### Do this
Output the records exactly as they appear, with no pictures included.

Stored data entries:
--------
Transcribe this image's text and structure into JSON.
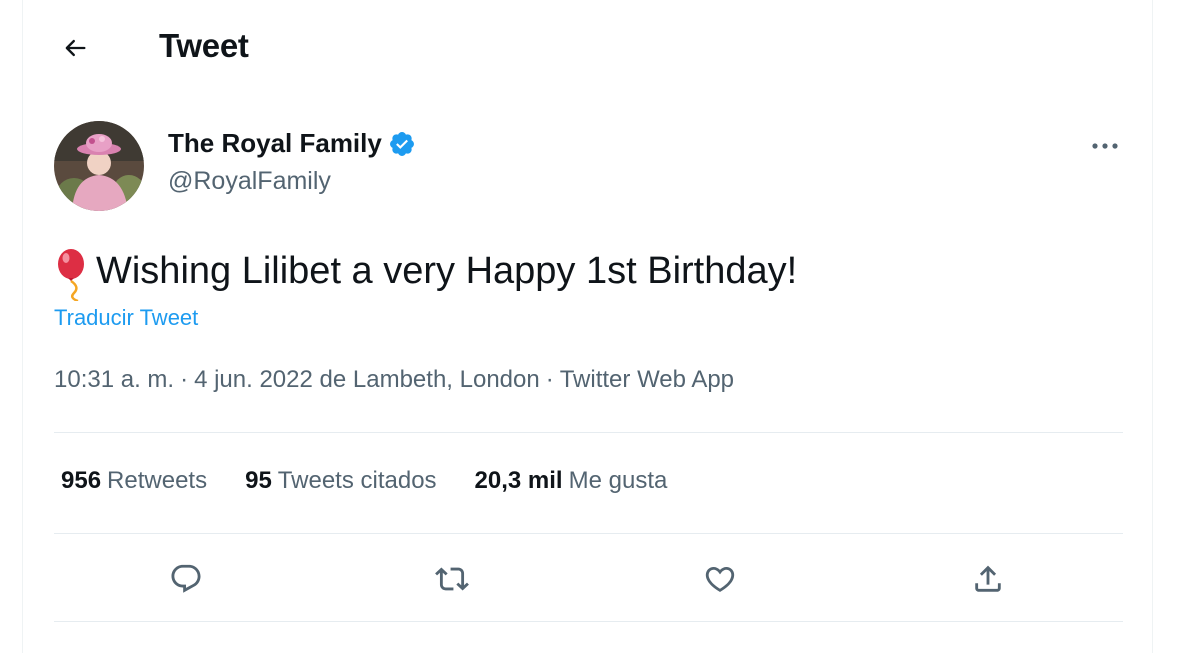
{
  "header": {
    "back_icon": "arrow-left-icon",
    "title": "Tweet"
  },
  "author": {
    "name": "The Royal Family",
    "handle": "@RoyalFamily",
    "verified_icon": "verified-badge-icon",
    "verified_color": "#1d9bf0"
  },
  "tweet": {
    "emoji_icon": "balloon-icon",
    "text": "Wishing Lilibet a very Happy 1st Birthday!",
    "translate_label": "Traducir Tweet",
    "time": "10:31 a. m.",
    "date": "4 jun. 2022",
    "location": "de Lambeth, London",
    "source": "Twitter Web App"
  },
  "stats": [
    {
      "count": "956",
      "label": "Retweets"
    },
    {
      "count": "95",
      "label": "Tweets citados"
    },
    {
      "count": "20,3 mil",
      "label": "Me gusta"
    }
  ],
  "actions": [
    "reply-icon",
    "retweet-icon",
    "like-icon",
    "share-icon"
  ],
  "colors": {
    "accent": "#1d9bf0",
    "text_primary": "#0f1419",
    "text_secondary": "#536471"
  }
}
--------
### Complete response
Transcribe this image's text and structure into JSON.
{
  "header": {
    "back_icon": "arrow-left-icon",
    "title": "Tweet"
  },
  "author": {
    "name": "The Royal Family",
    "handle": "@RoyalFamily",
    "verified_icon": "verified-badge-icon",
    "verified_color": "#1d9bf0"
  },
  "tweet": {
    "emoji_icon": "balloon-icon",
    "text": "Wishing Lilibet a very Happy 1st Birthday!",
    "translate_label": "Traducir Tweet",
    "time": "10:31 a. m.",
    "date": "4 jun. 2022",
    "location": "de Lambeth, London",
    "source": "Twitter Web App"
  },
  "stats": [
    {
      "count": "956",
      "label": "Retweets"
    },
    {
      "count": "95",
      "label": "Tweets citados"
    },
    {
      "count": "20,3 mil",
      "label": "Me gusta"
    }
  ],
  "actions": [
    "reply-icon",
    "retweet-icon",
    "like-icon",
    "share-icon"
  ],
  "colors": {
    "accent": "#1d9bf0",
    "text_primary": "#0f1419",
    "text_secondary": "#536471"
  }
}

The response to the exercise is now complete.